=== ITEMS ===
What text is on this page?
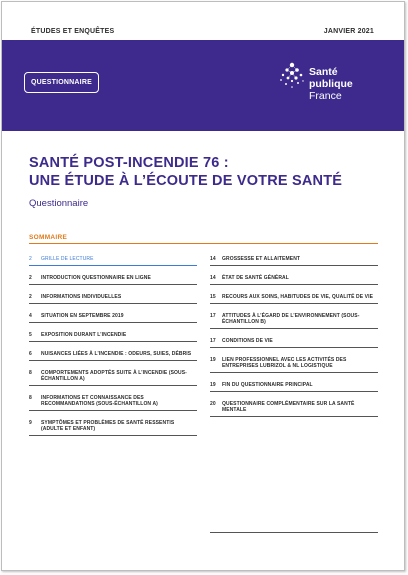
ÉTUDES ET ENQUÊTES	JANVIER 2021
QUESTIONNAIRE
Santé
publique
France
SANTÉ POST-INCENDIE 76 :
UNE ÉTUDE À L’ÉCOUTE DE VOTRE SANTÉ
Questionnaire
SOMMAIRE
2	GRILLE DE LECTURE
2	INTRODUCTION QUESTIONNAIRE EN LIGNE
2	INFORMATIONS INDIVIDUELLES
4	SITUATION EN SEPTEMBRE 2019
5	EXPOSITION DURANT L’INCENDIE
6	NUISANCES LIÉES À L’INCENDIE : ODEURS, SUIES, DÉBRIS
8	COMPORTEMENTS ADOPTÉS SUITE À L’INCENDIE (SOUS-ÉCHANTILLON A)
8	INFORMATIONS ET CONNAISSANCE DES RECOMMANDATIONS (SOUS-ÉCHANTILLON A)
9	SYMPTÔMES ET PROBLÈMES DE SANTÉ RESSENTIS (ADULTE ET ENFANT)
14	GROSSESSE ET ALLAITEMENT
14	ÉTAT DE SANTÉ GÉNÉRAL
15	RECOURS AUX SOINS, HABITUDES DE VIE, QUALITÉ DE VIE
17	ATTITUDES À L’ÉGARD DE L’ENVIRONNEMENT (SOUS-ÉCHANTILLON B)
17	CONDITIONS DE VIE
19	LIEN PROFESSIONNEL AVEC LES ACTIVITÉS DES ENTREPRISES LUBRIZOL & NL LOGISTIQUE
19	FIN DU QUESTIONNAIRE PRINCIPAL
20	QUESTIONNAIRE COMPLÉMENTAIRE SUR LA SANTÉ MENTALE
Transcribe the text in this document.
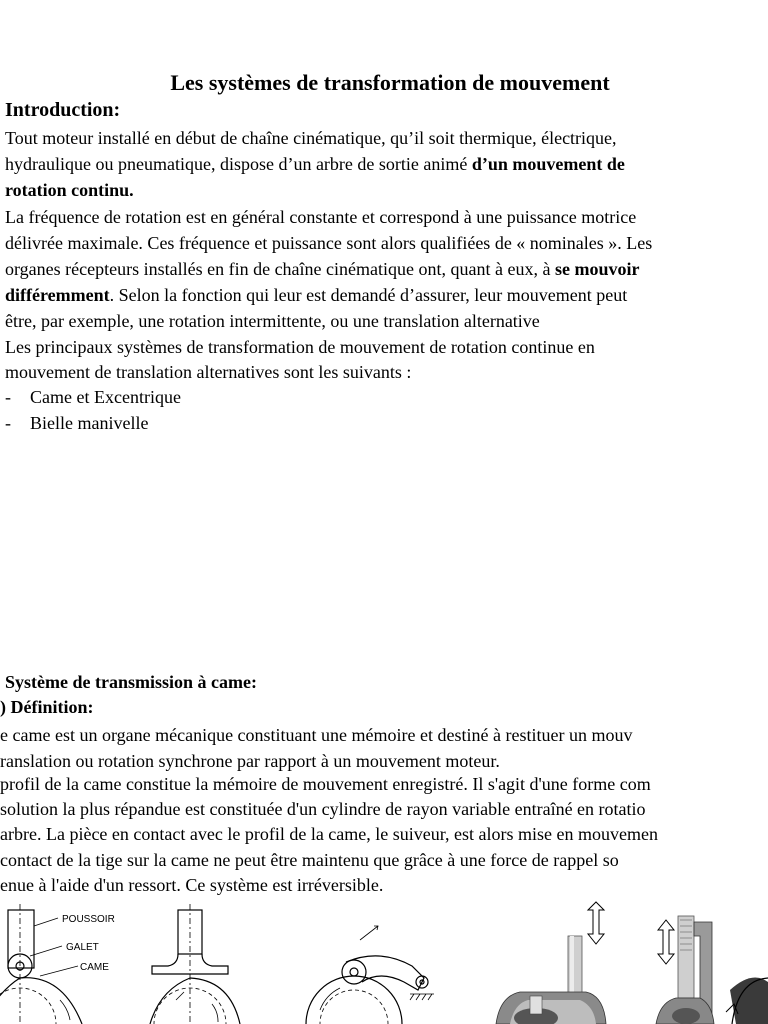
Les systèmes de transformation de mouvement
Introduction:
Tout moteur installé en début de chaîne cinématique, qu’il soit thermique, électrique,
hydraulique ou pneumatique, dispose d’un arbre de sortie animé d’un mouvement de
rotation continu.
La fréquence de rotation est en général constante et correspond à une puissance motrice
délivrée maximale. Ces fréquence et puissance sont alors qualifiées de « nominales ». Les
organes récepteurs installés en fin de chaîne cinématique ont, quant à eux, à se mouvoir
différemment. Selon la fonction qui leur est demandé d’assurer, leur mouvement peut
être, par exemple, une rotation intermittente, ou une translation alternative
Les principaux systèmes de transformation de mouvement de rotation continue en
mouvement de translation alternatives sont les suivants :
- Came et Excentrique
- Bielle manivelle
Système de transmission à came:
) Définition:
e came est un organe mécanique constituant une mémoire et destiné à restituer un mouv
ranslation ou rotation synchrone par rapport à un mouvement moteur.
profil de la came constitue la mémoire de mouvement enregistré. Il s'agit d'une forme com
solution la plus répandue est constituée d'un cylindre de rayon variable entraîné en rotatio
arbre. La pièce en contact avec le profil de la came, le suiveur, est alors mise en mouvemen
contact de la tige sur la came ne peut être maintenu que grâce à une force de rappel so
enue à l'aide d'un ressort. Ce système est irréversible.
POUSSOIR
GALET
CAME
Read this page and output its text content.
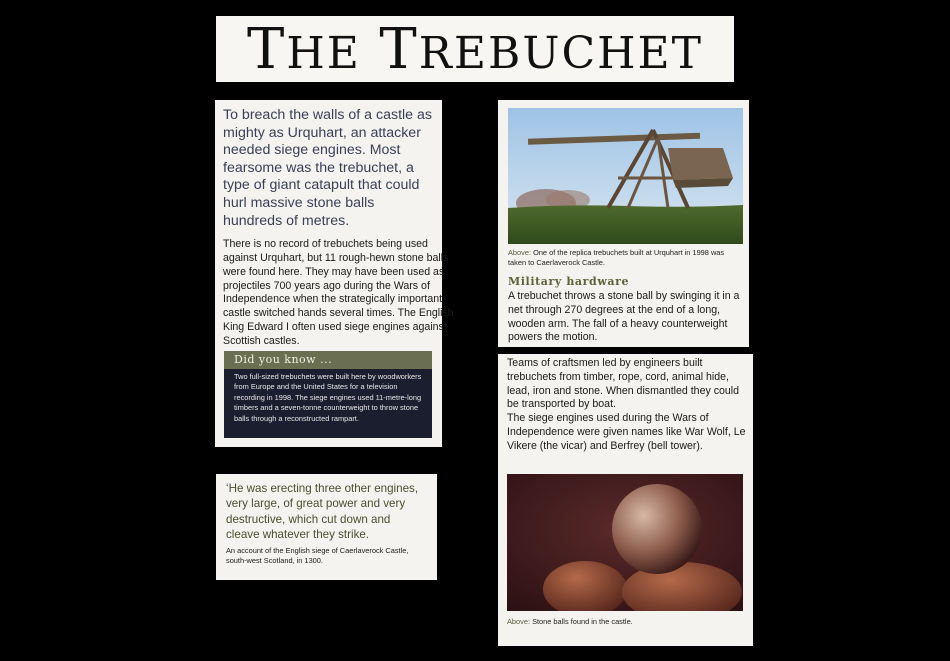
THE TREBUCHET

To breach the walls of a castle as mighty as Urquhart, an attacker needed siege engines. Most fearsome was the trebuchet, a type of giant catapult that could hurl massive stone balls hundreds of metres.

There is no record of trebuchets being used against Urquhart, but 11 rough-hewn stone balls were found here. They may have been used as projectiles 700 years ago during the Wars of Independence when the strategically important castle switched hands several times. The English King Edward I often used siege engines against Scottish castles.

Did you know ...

Two full-sized trebuchets were built here by woodworkers from Europe and the United States for a television recording in 1998. The siege engines used 11-metre-long timbers and a seven-tonne counterweight to throw stone balls through a reconstructed rampart.

‘He was erecting three other engines, very large, of great power and very destructive, which cut down and cleave whatever they strike.

An account of the English siege of Caerlaverock Castle, south-west Scotland, in 1300.

Above: One of the replica trebuchets built at Urquhart in 1998 was taken to Caerlaverock Castle.

Military hardware

A trebuchet throws a stone ball by swinging it in a net through 270 degrees at the end of a long, wooden arm. The fall of a heavy counterweight powers the motion.

Teams of craftsmen led by engineers built trebuchets from timber, rope, cord, animal hide, lead, iron and stone. When dismantled they could be transported by boat.

The siege engines used during the Wars of Independence were given names like War Wolf, Le Vikere (the vicar) and Berfrey (bell tower).

Above: Stone balls found in the castle.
===
__WHAT YOU ARE ASKED TO DO__
Exclude the pictures and transcribe all of the entries exactly.

__IN RESPONSE__
What text is on this page?
ÉTUDES ET ENQUÊTES	JANVIER 2021
QUESTIONNAIRE
Santé
publique
France
SANTÉ POST-INCENDIE 76 :
UNE ÉTUDE À L’ÉCOUTE DE VOTRE SANTÉ
Questionnaire
SOMMAIRE
2	GRILLE DE LECTURE
2	INTRODUCTION QUESTIONNAIRE EN LIGNE
2	INFORMATIONS INDIVIDUELLES
4	SITUATION EN SEPTEMBRE 2019
5	EXPOSITION DURANT L’INCENDIE
6	NUISANCES LIÉES À L’INCENDIE : ODEURS, SUIES, DÉBRIS
8	COMPORTEMENTS ADOPTÉS SUITE À L’INCENDIE (SOUS-ÉCHANTILLON A)
8	INFORMATIONS ET CONNAISSANCE DES RECOMMANDATIONS (SOUS-ÉCHANTILLON A)
9	SYMPTÔMES ET PROBLÈMES DE SANTÉ RESSENTIS (ADULTE ET ENFANT)
14	GROSSESSE ET ALLAITEMENT
14	ÉTAT DE SANTÉ GÉNÉRAL
15	RECOURS AUX SOINS, HABITUDES DE VIE, QUALITÉ DE VIE
17	ATTITUDES À L’ÉGARD DE L’ENVIRONNEMENT (SOUS-ÉCHANTILLON B)
17	CONDITIONS DE VIE
19	LIEN PROFESSIONNEL AVEC LES ACTIVITÉS DES ENTREPRISES LUBRIZOL & NL LOGISTIQUE
19	FIN DU QUESTIONNAIRE PRINCIPAL
20	QUESTIONNAIRE COMPLÉMENTAIRE SUR LA SANTÉ MENTALE
Transcribe the text in this document.
Les systèmes de transformation de mouvement
Introduction:
Tout moteur installé en début de chaîne cinématique, qu’il soit thermique, électrique,
hydraulique ou pneumatique, dispose d’un arbre de sortie animé d’un mouvement de
rotation continu.
La fréquence de rotation est en général constante et correspond à une puissance motrice
délivrée maximale. Ces fréquence et puissance sont alors qualifiées de « nominales ». Les
organes récepteurs installés en fin de chaîne cinématique ont, quant à eux, à se mouvoir
différemment. Selon la fonction qui leur est demandé d’assurer, leur mouvement peut
être, par exemple, une rotation intermittente, ou une translation alternative
Les principaux systèmes de transformation de mouvement de rotation continue en
mouvement de translation alternatives sont les suivants :
- Came et Excentrique
- Bielle manivelle
Système de transmission à came:
) Définition:
e came est un organe mécanique constituant une mémoire et destiné à restituer un mouv
ranslation ou rotation synchrone par rapport à un mouvement moteur.
profil de la came constitue la mémoire de mouvement enregistré. Il s'agit d'une forme com
solution la plus répandue est constituée d'un cylindre de rayon variable entraîné en rotatio
arbre. La pièce en contact avec le profil de la came, le suiveur, est alors mise en mouvemen
contact de la tige sur la came ne peut être maintenu que grâce à une force de rappel so
enue à l'aide d'un ressort. Ce système est irréversible.
POUSSOIR
GALET
CAME
Read this page and output its text content.
THE TREBUCHET

To breach the walls of a castle as mighty as Urquhart, an attacker needed siege engines. Most fearsome was the trebuchet, a type of giant catapult that could hurl massive stone balls hundreds of metres.

There is no record of trebuchets being used against Urquhart, but 11 rough-hewn stone balls were found here. They may have been used as projectiles 700 years ago during the Wars of Independence when the strategically important castle switched hands several times. The English King Edward I often used siege engines against Scottish castles.

Did you know ...

Two full-sized trebuchets were built here by woodworkers from Europe and the United States for a television recording in 1998. The siege engines used 11-metre-long timbers and a seven-tonne counterweight to throw stone balls through a reconstructed rampart.

‘He was erecting three other engines, very large, of great power and very destructive, which cut down and cleave whatever they strike.

An account of the English siege of Caerlaverock Castle, south-west Scotland, in 1300.

Above: One of the replica trebuchets built at Urquhart in 1998 was taken to Caerlaverock Castle.

Military hardware

A trebuchet throws a stone ball by swinging it in a net through 270 degrees at the end of a long, wooden arm. The fall of a heavy counterweight powers the motion.

Teams of craftsmen led by engineers built trebuchets from timber, rope, cord, animal hide, lead, iron and stone. When dismantled they could be transported by boat.

The siege engines used during the Wars of Independence were given names like War Wolf, Le Vikere (the vicar) and Berfrey (bell tower).

Above: Stone balls found in the castle.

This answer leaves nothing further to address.